- [What is being asked]:
Pull out every line with the word "完成下列要求".

■ ■ ■ ■ ■

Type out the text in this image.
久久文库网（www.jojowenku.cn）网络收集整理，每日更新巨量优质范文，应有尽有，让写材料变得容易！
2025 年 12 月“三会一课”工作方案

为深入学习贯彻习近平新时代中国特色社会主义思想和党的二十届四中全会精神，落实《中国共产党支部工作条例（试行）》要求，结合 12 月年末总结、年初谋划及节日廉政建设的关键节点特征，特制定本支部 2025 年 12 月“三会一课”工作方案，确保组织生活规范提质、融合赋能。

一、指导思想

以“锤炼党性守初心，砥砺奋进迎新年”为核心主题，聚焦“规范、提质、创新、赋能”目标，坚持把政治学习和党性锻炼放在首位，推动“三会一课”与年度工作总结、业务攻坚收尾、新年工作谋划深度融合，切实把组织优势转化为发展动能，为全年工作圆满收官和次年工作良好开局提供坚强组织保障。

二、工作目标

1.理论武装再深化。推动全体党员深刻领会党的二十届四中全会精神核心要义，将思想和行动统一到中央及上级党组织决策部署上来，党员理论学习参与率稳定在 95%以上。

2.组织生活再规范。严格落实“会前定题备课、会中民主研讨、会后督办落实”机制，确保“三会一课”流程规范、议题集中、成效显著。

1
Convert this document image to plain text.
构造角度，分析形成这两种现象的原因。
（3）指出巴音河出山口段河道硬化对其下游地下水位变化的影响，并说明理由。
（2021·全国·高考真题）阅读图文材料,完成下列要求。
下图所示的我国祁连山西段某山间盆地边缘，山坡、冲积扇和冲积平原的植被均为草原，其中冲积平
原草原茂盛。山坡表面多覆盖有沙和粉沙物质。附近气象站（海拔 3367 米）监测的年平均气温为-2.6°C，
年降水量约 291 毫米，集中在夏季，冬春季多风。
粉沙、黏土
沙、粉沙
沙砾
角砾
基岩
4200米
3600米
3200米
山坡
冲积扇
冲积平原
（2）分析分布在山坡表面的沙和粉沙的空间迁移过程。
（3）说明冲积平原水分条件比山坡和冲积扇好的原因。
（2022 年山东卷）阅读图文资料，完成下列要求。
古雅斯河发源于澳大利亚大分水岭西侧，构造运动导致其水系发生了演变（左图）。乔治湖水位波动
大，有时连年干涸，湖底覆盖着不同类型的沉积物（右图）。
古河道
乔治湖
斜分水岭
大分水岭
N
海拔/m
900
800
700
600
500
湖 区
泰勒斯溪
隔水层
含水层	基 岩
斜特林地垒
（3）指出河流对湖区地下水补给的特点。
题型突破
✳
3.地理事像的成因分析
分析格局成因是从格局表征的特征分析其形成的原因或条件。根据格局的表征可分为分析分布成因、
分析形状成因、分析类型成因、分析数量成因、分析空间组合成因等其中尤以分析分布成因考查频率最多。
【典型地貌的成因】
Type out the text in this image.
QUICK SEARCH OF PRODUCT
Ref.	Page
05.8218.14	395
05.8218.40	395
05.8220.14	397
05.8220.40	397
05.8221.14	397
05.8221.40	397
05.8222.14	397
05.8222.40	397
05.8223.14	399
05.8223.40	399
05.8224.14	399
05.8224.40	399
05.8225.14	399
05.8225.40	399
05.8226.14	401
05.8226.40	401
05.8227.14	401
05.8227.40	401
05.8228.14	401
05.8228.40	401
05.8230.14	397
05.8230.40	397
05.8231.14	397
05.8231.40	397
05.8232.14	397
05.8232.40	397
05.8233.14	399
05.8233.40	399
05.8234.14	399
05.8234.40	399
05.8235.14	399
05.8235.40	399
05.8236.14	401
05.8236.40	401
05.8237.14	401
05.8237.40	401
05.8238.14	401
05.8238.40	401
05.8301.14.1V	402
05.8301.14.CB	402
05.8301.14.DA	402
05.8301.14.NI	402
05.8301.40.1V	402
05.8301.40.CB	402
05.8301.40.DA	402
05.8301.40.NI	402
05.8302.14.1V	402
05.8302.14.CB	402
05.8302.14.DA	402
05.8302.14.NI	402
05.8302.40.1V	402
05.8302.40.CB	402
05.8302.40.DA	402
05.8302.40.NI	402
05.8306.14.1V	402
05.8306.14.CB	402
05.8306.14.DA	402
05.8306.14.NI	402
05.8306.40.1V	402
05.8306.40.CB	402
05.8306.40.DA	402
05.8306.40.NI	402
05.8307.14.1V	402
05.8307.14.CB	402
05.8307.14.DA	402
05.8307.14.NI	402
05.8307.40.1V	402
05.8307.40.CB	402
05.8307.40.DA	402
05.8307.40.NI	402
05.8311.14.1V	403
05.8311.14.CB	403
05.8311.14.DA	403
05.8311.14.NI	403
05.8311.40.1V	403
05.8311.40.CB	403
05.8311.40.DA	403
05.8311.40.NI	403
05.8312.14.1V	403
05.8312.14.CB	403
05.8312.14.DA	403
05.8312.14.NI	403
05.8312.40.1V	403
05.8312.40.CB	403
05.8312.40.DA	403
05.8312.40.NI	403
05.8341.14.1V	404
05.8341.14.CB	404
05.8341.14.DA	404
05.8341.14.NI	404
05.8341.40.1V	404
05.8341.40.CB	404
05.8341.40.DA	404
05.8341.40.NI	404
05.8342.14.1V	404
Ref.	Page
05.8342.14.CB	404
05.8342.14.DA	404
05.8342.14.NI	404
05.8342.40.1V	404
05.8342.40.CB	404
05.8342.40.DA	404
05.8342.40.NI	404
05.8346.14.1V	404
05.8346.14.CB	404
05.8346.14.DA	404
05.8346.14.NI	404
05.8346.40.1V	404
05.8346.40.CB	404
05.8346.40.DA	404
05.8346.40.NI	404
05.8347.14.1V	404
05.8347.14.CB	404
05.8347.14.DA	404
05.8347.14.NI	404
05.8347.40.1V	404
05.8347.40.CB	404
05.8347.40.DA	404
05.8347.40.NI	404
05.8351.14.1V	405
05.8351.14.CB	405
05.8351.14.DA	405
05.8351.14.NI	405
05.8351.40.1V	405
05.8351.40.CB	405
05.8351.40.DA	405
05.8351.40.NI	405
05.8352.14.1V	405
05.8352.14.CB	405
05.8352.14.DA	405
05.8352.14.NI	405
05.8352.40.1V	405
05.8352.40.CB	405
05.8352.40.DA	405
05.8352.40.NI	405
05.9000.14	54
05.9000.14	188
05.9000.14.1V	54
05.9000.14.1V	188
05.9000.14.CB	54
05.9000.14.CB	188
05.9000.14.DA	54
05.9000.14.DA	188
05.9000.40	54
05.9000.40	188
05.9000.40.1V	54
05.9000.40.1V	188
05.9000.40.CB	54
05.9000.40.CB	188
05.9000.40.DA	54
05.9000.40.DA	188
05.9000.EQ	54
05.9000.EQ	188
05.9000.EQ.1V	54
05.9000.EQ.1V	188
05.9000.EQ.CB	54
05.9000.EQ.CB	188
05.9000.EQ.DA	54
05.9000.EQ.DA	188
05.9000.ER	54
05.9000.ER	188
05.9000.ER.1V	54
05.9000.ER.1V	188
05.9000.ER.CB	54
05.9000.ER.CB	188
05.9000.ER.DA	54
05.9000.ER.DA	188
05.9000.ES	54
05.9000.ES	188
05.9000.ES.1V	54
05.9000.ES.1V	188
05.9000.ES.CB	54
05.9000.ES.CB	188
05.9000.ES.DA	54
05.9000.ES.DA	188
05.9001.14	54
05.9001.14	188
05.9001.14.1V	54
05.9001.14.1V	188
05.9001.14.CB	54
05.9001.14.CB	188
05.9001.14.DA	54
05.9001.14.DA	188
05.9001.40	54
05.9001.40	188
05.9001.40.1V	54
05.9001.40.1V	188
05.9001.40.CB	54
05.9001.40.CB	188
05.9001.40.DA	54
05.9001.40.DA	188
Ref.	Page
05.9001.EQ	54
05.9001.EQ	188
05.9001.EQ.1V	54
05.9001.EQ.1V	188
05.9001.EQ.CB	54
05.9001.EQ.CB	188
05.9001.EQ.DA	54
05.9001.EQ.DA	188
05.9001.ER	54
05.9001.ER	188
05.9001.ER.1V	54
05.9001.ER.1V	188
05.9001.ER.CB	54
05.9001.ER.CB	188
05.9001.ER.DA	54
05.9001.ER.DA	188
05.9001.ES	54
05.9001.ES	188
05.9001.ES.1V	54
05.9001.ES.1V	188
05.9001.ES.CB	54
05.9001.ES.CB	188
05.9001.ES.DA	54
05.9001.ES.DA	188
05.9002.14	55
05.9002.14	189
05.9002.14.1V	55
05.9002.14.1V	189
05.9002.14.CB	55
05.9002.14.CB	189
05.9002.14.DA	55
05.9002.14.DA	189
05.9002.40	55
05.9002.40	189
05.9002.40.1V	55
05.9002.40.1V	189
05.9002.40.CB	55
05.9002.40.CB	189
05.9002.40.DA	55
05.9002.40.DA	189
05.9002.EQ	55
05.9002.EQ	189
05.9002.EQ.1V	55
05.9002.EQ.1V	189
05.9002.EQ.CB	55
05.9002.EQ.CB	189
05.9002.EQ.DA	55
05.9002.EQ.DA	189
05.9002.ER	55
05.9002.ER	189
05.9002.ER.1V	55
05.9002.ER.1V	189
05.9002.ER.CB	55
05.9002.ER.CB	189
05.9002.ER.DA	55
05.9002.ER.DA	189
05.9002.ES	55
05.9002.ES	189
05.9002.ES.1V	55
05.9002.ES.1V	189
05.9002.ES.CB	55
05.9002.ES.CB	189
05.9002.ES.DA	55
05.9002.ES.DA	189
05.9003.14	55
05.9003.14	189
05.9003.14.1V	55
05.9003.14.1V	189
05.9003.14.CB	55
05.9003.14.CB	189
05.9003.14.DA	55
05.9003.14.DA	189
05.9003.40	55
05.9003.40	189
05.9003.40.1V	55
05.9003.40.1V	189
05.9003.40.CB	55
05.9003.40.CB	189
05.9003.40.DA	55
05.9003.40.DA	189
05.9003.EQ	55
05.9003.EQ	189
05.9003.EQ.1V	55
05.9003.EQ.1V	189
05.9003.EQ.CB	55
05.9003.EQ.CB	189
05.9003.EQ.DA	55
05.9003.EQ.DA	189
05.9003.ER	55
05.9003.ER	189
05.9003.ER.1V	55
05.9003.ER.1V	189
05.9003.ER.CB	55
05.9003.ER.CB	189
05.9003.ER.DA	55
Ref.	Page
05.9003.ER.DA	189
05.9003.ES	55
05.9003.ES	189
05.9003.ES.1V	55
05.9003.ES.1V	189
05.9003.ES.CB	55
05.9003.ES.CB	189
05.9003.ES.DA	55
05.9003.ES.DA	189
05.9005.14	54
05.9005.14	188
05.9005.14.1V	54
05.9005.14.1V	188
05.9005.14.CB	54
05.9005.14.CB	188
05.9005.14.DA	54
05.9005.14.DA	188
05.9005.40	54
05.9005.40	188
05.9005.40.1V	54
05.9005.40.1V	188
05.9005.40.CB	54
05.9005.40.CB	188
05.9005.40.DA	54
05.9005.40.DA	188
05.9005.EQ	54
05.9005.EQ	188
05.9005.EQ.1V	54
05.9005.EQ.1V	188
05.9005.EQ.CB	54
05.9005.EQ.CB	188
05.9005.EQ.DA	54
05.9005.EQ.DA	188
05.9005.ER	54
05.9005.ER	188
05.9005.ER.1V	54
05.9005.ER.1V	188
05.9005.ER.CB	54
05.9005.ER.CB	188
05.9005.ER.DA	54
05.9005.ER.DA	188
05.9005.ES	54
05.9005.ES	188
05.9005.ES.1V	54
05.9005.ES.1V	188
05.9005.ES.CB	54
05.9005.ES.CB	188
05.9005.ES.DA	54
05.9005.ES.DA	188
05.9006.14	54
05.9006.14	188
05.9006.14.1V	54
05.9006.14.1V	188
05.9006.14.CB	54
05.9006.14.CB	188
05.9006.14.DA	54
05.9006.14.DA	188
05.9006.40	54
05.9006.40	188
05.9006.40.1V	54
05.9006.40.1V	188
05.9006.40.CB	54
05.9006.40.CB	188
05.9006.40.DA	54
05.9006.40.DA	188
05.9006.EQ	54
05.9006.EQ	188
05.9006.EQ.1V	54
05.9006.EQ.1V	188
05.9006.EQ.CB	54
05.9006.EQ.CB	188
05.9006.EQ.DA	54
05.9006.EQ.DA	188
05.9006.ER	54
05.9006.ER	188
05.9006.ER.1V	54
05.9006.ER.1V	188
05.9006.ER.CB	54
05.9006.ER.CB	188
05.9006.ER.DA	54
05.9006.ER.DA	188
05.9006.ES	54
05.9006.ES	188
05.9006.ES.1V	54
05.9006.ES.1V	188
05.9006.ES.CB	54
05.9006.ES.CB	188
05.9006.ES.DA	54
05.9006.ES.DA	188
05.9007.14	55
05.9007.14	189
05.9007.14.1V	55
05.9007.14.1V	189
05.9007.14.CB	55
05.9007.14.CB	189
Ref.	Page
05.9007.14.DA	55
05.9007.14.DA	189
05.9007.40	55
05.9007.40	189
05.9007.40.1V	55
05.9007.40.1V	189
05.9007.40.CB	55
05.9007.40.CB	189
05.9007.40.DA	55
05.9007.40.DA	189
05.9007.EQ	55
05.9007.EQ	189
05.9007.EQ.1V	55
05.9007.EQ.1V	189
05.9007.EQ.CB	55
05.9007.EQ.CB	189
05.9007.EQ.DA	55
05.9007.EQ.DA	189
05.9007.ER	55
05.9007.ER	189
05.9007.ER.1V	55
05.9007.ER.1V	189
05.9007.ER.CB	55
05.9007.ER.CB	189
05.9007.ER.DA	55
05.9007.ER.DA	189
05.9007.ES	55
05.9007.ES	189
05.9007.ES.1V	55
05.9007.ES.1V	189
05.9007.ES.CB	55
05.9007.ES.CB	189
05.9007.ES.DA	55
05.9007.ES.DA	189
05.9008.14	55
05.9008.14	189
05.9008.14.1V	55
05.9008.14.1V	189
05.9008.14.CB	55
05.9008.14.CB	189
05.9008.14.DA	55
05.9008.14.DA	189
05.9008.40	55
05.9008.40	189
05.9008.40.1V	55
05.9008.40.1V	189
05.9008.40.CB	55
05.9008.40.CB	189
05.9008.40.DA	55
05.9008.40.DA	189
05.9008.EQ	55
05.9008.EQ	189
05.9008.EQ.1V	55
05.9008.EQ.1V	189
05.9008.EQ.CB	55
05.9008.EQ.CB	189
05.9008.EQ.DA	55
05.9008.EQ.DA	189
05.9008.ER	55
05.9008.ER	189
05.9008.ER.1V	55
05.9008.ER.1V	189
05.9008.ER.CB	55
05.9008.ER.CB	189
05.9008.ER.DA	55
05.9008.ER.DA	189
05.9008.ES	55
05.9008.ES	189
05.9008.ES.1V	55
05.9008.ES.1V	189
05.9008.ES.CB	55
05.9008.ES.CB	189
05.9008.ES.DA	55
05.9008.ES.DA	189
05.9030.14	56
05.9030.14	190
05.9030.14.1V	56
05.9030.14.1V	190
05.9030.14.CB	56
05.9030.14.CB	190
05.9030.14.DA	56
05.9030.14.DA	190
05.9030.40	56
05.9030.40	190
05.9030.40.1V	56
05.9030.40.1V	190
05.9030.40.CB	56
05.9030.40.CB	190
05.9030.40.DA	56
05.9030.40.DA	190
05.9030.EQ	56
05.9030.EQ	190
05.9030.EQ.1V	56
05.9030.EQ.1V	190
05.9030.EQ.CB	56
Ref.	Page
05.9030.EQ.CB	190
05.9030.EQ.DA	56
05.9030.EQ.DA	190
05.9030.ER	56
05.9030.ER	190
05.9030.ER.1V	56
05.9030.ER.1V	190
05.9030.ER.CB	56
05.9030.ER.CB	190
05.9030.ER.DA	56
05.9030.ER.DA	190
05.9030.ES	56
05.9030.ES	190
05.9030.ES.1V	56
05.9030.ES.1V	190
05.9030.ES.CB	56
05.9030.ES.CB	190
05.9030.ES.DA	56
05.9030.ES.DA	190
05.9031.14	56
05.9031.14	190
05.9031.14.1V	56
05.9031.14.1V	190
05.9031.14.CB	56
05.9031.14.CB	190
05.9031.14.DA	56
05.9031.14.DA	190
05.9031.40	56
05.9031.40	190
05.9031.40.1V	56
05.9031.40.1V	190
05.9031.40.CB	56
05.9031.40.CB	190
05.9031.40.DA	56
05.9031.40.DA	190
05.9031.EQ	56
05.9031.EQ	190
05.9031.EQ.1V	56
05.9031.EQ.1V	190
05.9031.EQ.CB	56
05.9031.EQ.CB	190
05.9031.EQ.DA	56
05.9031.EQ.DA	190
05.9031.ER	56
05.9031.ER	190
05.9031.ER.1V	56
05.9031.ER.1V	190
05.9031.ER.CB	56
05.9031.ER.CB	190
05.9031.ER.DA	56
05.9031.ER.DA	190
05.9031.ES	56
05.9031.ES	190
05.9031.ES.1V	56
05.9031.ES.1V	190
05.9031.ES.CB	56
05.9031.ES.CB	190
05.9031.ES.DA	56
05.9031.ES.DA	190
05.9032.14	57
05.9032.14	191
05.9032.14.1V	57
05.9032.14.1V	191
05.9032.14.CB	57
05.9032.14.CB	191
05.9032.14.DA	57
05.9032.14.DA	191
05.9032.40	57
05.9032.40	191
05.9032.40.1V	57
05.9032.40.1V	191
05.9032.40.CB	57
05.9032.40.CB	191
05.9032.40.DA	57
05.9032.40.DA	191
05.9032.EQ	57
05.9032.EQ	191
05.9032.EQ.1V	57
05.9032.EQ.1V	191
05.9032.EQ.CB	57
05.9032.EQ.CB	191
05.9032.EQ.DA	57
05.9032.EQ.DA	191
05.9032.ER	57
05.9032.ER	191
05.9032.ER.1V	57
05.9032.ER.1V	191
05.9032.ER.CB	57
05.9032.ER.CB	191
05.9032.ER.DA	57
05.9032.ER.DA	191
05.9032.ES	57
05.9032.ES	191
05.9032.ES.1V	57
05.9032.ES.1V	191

■ ■ ■ ■ ■

- [Written solution]:
（2021·全国·高考真题）阅读图文材料,完成下列要求。
（2022 年山东卷）阅读图文资料，完成下列要求。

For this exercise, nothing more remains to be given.